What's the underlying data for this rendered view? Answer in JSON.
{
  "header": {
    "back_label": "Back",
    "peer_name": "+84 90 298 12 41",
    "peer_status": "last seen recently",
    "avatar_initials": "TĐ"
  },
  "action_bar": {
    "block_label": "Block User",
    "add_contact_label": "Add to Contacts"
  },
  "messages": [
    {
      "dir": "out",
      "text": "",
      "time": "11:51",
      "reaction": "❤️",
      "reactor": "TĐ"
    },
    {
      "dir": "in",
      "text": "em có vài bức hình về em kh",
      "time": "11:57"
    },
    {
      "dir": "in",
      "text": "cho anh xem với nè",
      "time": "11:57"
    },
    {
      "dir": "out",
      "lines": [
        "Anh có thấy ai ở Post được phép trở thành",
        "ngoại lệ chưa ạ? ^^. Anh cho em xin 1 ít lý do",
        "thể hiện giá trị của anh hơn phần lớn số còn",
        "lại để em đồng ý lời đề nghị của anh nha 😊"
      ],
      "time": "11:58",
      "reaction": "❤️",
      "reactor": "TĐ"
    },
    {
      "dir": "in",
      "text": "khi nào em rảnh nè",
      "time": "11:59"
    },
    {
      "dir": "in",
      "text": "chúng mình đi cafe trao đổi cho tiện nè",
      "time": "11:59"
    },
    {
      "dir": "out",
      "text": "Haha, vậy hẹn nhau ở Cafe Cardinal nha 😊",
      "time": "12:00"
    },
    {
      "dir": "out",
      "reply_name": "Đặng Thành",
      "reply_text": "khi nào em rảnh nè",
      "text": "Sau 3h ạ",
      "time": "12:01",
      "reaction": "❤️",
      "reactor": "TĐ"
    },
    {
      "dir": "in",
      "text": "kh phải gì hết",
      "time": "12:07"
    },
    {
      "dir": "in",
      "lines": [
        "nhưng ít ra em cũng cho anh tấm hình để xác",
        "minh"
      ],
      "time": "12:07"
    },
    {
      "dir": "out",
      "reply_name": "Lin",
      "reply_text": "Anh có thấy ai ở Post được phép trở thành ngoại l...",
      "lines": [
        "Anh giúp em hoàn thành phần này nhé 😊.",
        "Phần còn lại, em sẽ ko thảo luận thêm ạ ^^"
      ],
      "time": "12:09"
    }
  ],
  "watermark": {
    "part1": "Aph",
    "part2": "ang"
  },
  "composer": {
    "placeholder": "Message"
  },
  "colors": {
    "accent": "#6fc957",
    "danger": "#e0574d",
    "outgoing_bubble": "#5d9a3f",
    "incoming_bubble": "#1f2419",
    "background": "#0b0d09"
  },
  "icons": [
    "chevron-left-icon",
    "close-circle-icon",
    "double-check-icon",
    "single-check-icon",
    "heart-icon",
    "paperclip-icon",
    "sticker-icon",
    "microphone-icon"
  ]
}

········

Take every line from the data above that holds "Post" and copy it out.

- **Solved problem**:
        "Anh có thấy ai ở Post được phép trở thành",
      "reply_text": "Anh có thấy ai ở Post được phép trở thành ngoại l...",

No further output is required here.